_Records to use_:
====
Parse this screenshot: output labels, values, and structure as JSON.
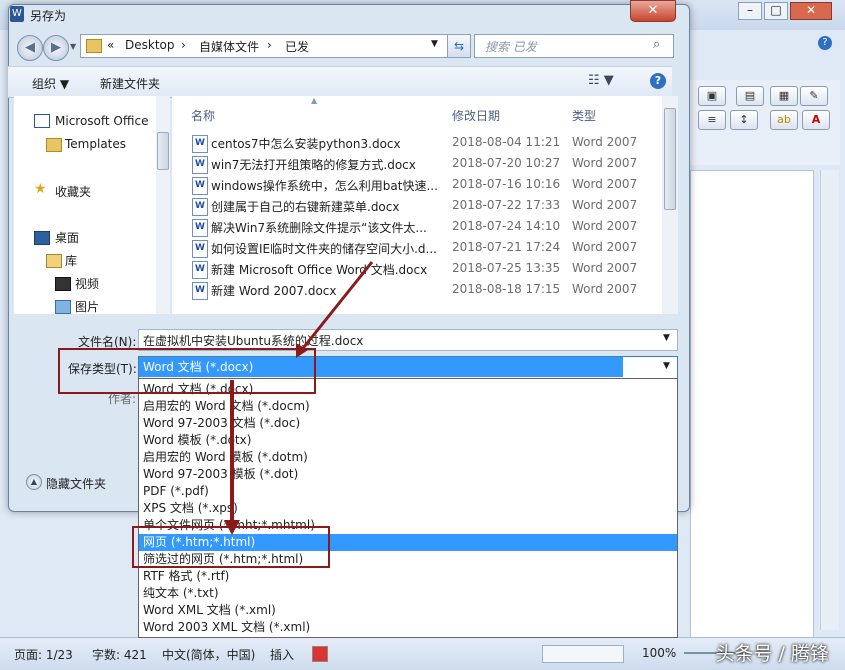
{
  "dialog": {
    "title": "另存为",
    "app_icon": "word-icon",
    "close_label": "✕"
  },
  "address": {
    "prefix": "«",
    "crumbs": [
      "Desktop",
      "自媒体文件",
      "已发"
    ],
    "search_placeholder": "搜索 已发"
  },
  "toolbar": {
    "organize_label": "组织 ▼",
    "new_folder_label": "新建文件夹",
    "view_icon": "view-list-icon",
    "help_label": "?"
  },
  "nav": {
    "items": [
      {
        "label": "Microsoft Office",
        "icon": "word-doc-icon"
      },
      {
        "label": "Templates",
        "icon": "folder-icon"
      },
      {
        "label": "收藏夹",
        "icon": "star-icon"
      },
      {
        "label": "桌面",
        "icon": "desktop-icon"
      },
      {
        "label": "库",
        "icon": "library-icon"
      },
      {
        "label": "视频",
        "icon": "video-icon"
      },
      {
        "label": "图片",
        "icon": "picture-icon"
      }
    ]
  },
  "files": {
    "columns": [
      "名称",
      "修改日期",
      "类型"
    ],
    "rows": [
      {
        "name": "centos7中怎么安装python3.docx",
        "date": "2018-08-04 11:21",
        "type": "Word 2007"
      },
      {
        "name": "win7无法打开组策略的修复方式.docx",
        "date": "2018-07-20 10:27",
        "type": "Word 2007"
      },
      {
        "name": "windows操作系统中，怎么利用bat快速...",
        "date": "2018-07-16 10:16",
        "type": "Word 2007"
      },
      {
        "name": "创建属于自己的右键新建菜单.docx",
        "date": "2018-07-22 17:33",
        "type": "Word 2007"
      },
      {
        "name": "解决Win7系统删除文件提示“该文件太...",
        "date": "2018-07-24 14:10",
        "type": "Word 2007"
      },
      {
        "name": "如何设置IE临时文件夹的储存空间大小.d...",
        "date": "2018-07-21 17:24",
        "type": "Word 2007"
      },
      {
        "name": "新建 Microsoft Office Word 文档.docx",
        "date": "2018-07-25 13:35",
        "type": "Word 2007"
      },
      {
        "name": "新建 Word 2007.docx",
        "date": "2018-08-18 17:15",
        "type": "Word 2007"
      }
    ]
  },
  "form": {
    "filename_label": "文件名(N):",
    "filename_value": "在虚拟机中安装Ubuntu系统的过程.docx",
    "filetype_label": "保存类型(T):",
    "filetype_value": "Word 文档 (*.docx)",
    "author_label": "作者:",
    "hide_folders_label": "隐藏文件夹"
  },
  "dropdown": {
    "options": [
      "Word 文档 (*.docx)",
      "启用宏的 Word 文档 (*.docm)",
      "Word 97-2003 文档 (*.doc)",
      "Word 模板 (*.dotx)",
      "启用宏的 Word 模板 (*.dotm)",
      "Word 97-2003 模板 (*.dot)",
      "PDF (*.pdf)",
      "XPS 文档 (*.xps)",
      "单个文件网页 (*.mht;*.mhtml)",
      "网页 (*.htm;*.html)",
      "筛选过的网页 (*.htm;*.html)",
      "RTF 格式 (*.rtf)",
      "纯文本 (*.txt)",
      "Word XML 文档 (*.xml)",
      "Word 2003 XML 文档 (*.xml)"
    ],
    "selected_index": 9
  },
  "statusbar": {
    "page": "页面: 1/23",
    "words": "字数: 421",
    "language": "中文(简体，中国)",
    "insert": "插入",
    "zoom": "100%"
  },
  "watermark": "头条号 / 腾锋",
  "colors": {
    "selection": "#3399ff",
    "annotation": "#8b1a1a",
    "dialog_bg": "#dbe6f3"
  }
}
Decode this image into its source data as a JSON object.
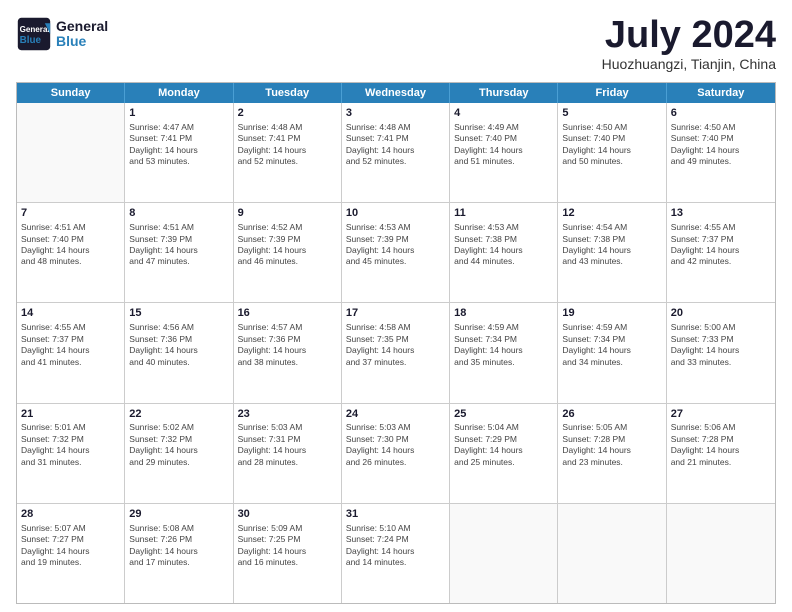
{
  "logo": {
    "line1": "General",
    "line2": "Blue"
  },
  "title": "July 2024",
  "location": "Huozhuangzi, Tianjin, China",
  "weekdays": [
    "Sunday",
    "Monday",
    "Tuesday",
    "Wednesday",
    "Thursday",
    "Friday",
    "Saturday"
  ],
  "rows": [
    [
      {
        "day": "",
        "info": ""
      },
      {
        "day": "1",
        "info": "Sunrise: 4:47 AM\nSunset: 7:41 PM\nDaylight: 14 hours\nand 53 minutes."
      },
      {
        "day": "2",
        "info": "Sunrise: 4:48 AM\nSunset: 7:41 PM\nDaylight: 14 hours\nand 52 minutes."
      },
      {
        "day": "3",
        "info": "Sunrise: 4:48 AM\nSunset: 7:41 PM\nDaylight: 14 hours\nand 52 minutes."
      },
      {
        "day": "4",
        "info": "Sunrise: 4:49 AM\nSunset: 7:40 PM\nDaylight: 14 hours\nand 51 minutes."
      },
      {
        "day": "5",
        "info": "Sunrise: 4:50 AM\nSunset: 7:40 PM\nDaylight: 14 hours\nand 50 minutes."
      },
      {
        "day": "6",
        "info": "Sunrise: 4:50 AM\nSunset: 7:40 PM\nDaylight: 14 hours\nand 49 minutes."
      }
    ],
    [
      {
        "day": "7",
        "info": "Sunrise: 4:51 AM\nSunset: 7:40 PM\nDaylight: 14 hours\nand 48 minutes."
      },
      {
        "day": "8",
        "info": "Sunrise: 4:51 AM\nSunset: 7:39 PM\nDaylight: 14 hours\nand 47 minutes."
      },
      {
        "day": "9",
        "info": "Sunrise: 4:52 AM\nSunset: 7:39 PM\nDaylight: 14 hours\nand 46 minutes."
      },
      {
        "day": "10",
        "info": "Sunrise: 4:53 AM\nSunset: 7:39 PM\nDaylight: 14 hours\nand 45 minutes."
      },
      {
        "day": "11",
        "info": "Sunrise: 4:53 AM\nSunset: 7:38 PM\nDaylight: 14 hours\nand 44 minutes."
      },
      {
        "day": "12",
        "info": "Sunrise: 4:54 AM\nSunset: 7:38 PM\nDaylight: 14 hours\nand 43 minutes."
      },
      {
        "day": "13",
        "info": "Sunrise: 4:55 AM\nSunset: 7:37 PM\nDaylight: 14 hours\nand 42 minutes."
      }
    ],
    [
      {
        "day": "14",
        "info": "Sunrise: 4:55 AM\nSunset: 7:37 PM\nDaylight: 14 hours\nand 41 minutes."
      },
      {
        "day": "15",
        "info": "Sunrise: 4:56 AM\nSunset: 7:36 PM\nDaylight: 14 hours\nand 40 minutes."
      },
      {
        "day": "16",
        "info": "Sunrise: 4:57 AM\nSunset: 7:36 PM\nDaylight: 14 hours\nand 38 minutes."
      },
      {
        "day": "17",
        "info": "Sunrise: 4:58 AM\nSunset: 7:35 PM\nDaylight: 14 hours\nand 37 minutes."
      },
      {
        "day": "18",
        "info": "Sunrise: 4:59 AM\nSunset: 7:34 PM\nDaylight: 14 hours\nand 35 minutes."
      },
      {
        "day": "19",
        "info": "Sunrise: 4:59 AM\nSunset: 7:34 PM\nDaylight: 14 hours\nand 34 minutes."
      },
      {
        "day": "20",
        "info": "Sunrise: 5:00 AM\nSunset: 7:33 PM\nDaylight: 14 hours\nand 33 minutes."
      }
    ],
    [
      {
        "day": "21",
        "info": "Sunrise: 5:01 AM\nSunset: 7:32 PM\nDaylight: 14 hours\nand 31 minutes."
      },
      {
        "day": "22",
        "info": "Sunrise: 5:02 AM\nSunset: 7:32 PM\nDaylight: 14 hours\nand 29 minutes."
      },
      {
        "day": "23",
        "info": "Sunrise: 5:03 AM\nSunset: 7:31 PM\nDaylight: 14 hours\nand 28 minutes."
      },
      {
        "day": "24",
        "info": "Sunrise: 5:03 AM\nSunset: 7:30 PM\nDaylight: 14 hours\nand 26 minutes."
      },
      {
        "day": "25",
        "info": "Sunrise: 5:04 AM\nSunset: 7:29 PM\nDaylight: 14 hours\nand 25 minutes."
      },
      {
        "day": "26",
        "info": "Sunrise: 5:05 AM\nSunset: 7:28 PM\nDaylight: 14 hours\nand 23 minutes."
      },
      {
        "day": "27",
        "info": "Sunrise: 5:06 AM\nSunset: 7:28 PM\nDaylight: 14 hours\nand 21 minutes."
      }
    ],
    [
      {
        "day": "28",
        "info": "Sunrise: 5:07 AM\nSunset: 7:27 PM\nDaylight: 14 hours\nand 19 minutes."
      },
      {
        "day": "29",
        "info": "Sunrise: 5:08 AM\nSunset: 7:26 PM\nDaylight: 14 hours\nand 17 minutes."
      },
      {
        "day": "30",
        "info": "Sunrise: 5:09 AM\nSunset: 7:25 PM\nDaylight: 14 hours\nand 16 minutes."
      },
      {
        "day": "31",
        "info": "Sunrise: 5:10 AM\nSunset: 7:24 PM\nDaylight: 14 hours\nand 14 minutes."
      },
      {
        "day": "",
        "info": ""
      },
      {
        "day": "",
        "info": ""
      },
      {
        "day": "",
        "info": ""
      }
    ]
  ]
}
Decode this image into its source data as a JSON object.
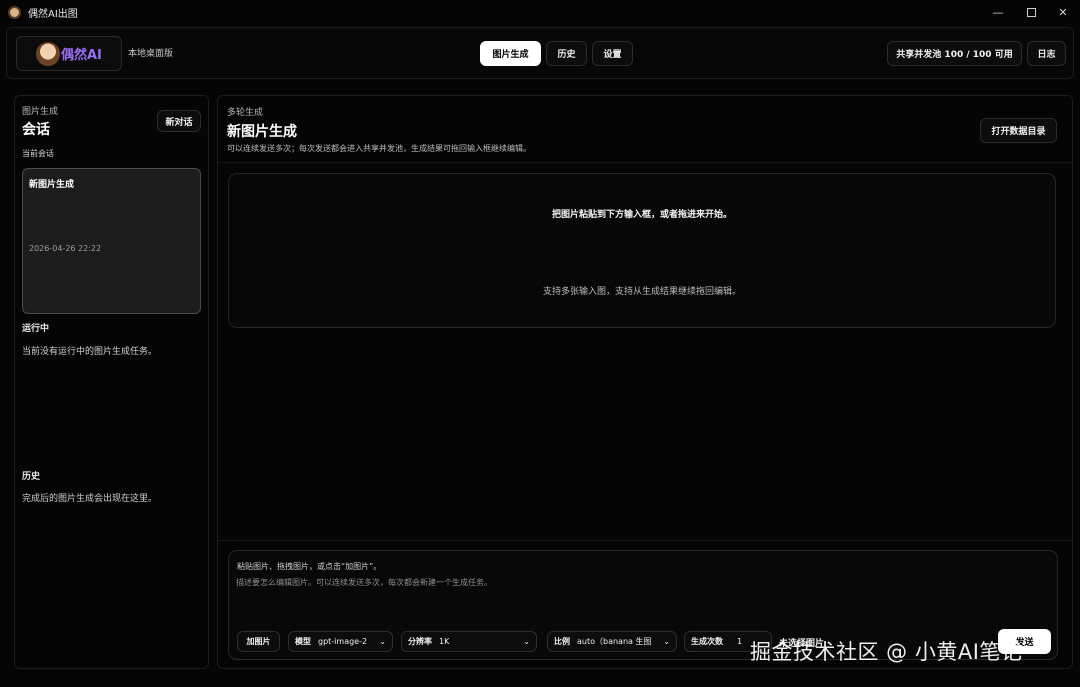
{
  "window": {
    "title": "偶然AI出图",
    "icons": {
      "app": "app-avatar-icon",
      "minimize": "minimize-icon",
      "maximize": "maximize-icon",
      "close": "close-icon"
    }
  },
  "header": {
    "brand": "偶然AI",
    "brand_color": "#9a6cf5",
    "subtitle": "本地桌面版",
    "tabs": [
      {
        "label": "图片生成",
        "active": true
      },
      {
        "label": "历史",
        "active": false
      },
      {
        "label": "设置",
        "active": false
      }
    ],
    "pool_status": "共享并发池 100 / 100 可用",
    "log_button": "日志"
  },
  "sidebar": {
    "kicker": "图片生成",
    "title": "会话",
    "new_chat": "新对话",
    "current_label": "当前会话",
    "sessions": [
      {
        "name": "新图片生成",
        "time": "2026-04-26 22:22"
      }
    ],
    "running_label": "运行中",
    "running_empty": "当前没有运行中的图片生成任务。",
    "history_label": "历史",
    "history_empty": "完成后的图片生成会出现在这里。"
  },
  "main": {
    "kicker": "多轮生成",
    "title": "新图片生成",
    "description": "可以连续发送多次；每次发送都会进入共享并发池，生成结果可拖回输入框继续编辑。",
    "open_dir": "打开数据目录",
    "dropzone": {
      "primary": "把图片粘贴到下方输入框，或者拖进来开始。",
      "secondary": "支持多张输入图，支持从生成结果继续拖回编辑。"
    }
  },
  "composer": {
    "hint": "粘贴图片、拖拽图片，或点击“加图片”。",
    "placeholder": "描述要怎么编辑图片。可以连续发送多次，每次都会新建一个生成任务。",
    "add_image": "加图片",
    "model": {
      "label": "模型",
      "value": "gpt-image-2"
    },
    "resolution": {
      "label": "分辨率",
      "value": "1K"
    },
    "ratio": {
      "label": "比例",
      "value": "auto（banana 生图"
    },
    "count": {
      "label": "生成次数",
      "value": "1"
    },
    "no_image": "未选择图片",
    "send": "发送"
  },
  "watermark": "掘金技术社区 @ 小黄AI笔记"
}
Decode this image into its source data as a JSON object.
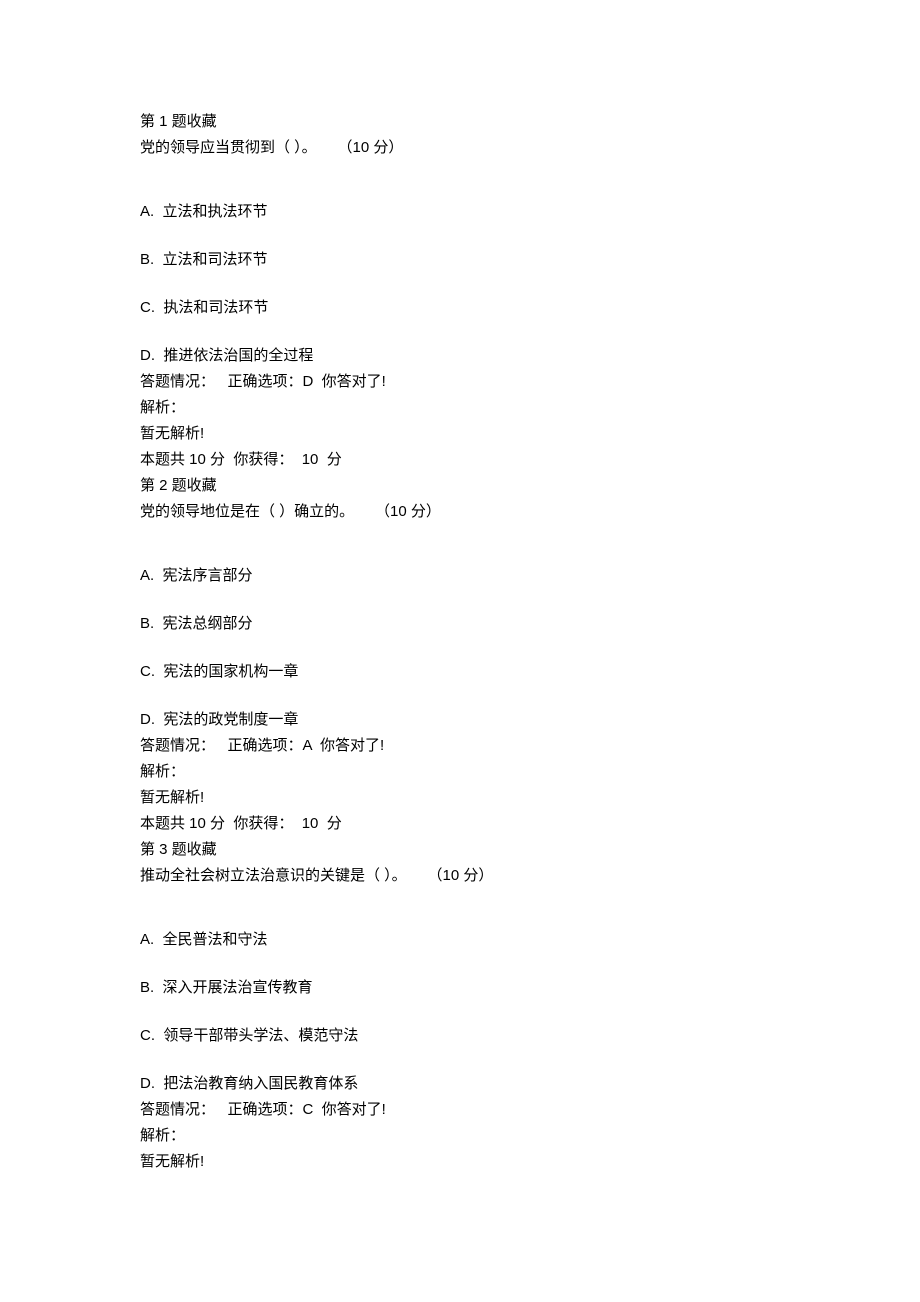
====
_Exercise instructions_:
State only the count of lines above that hold the string "docx".

_Solved problem_:
8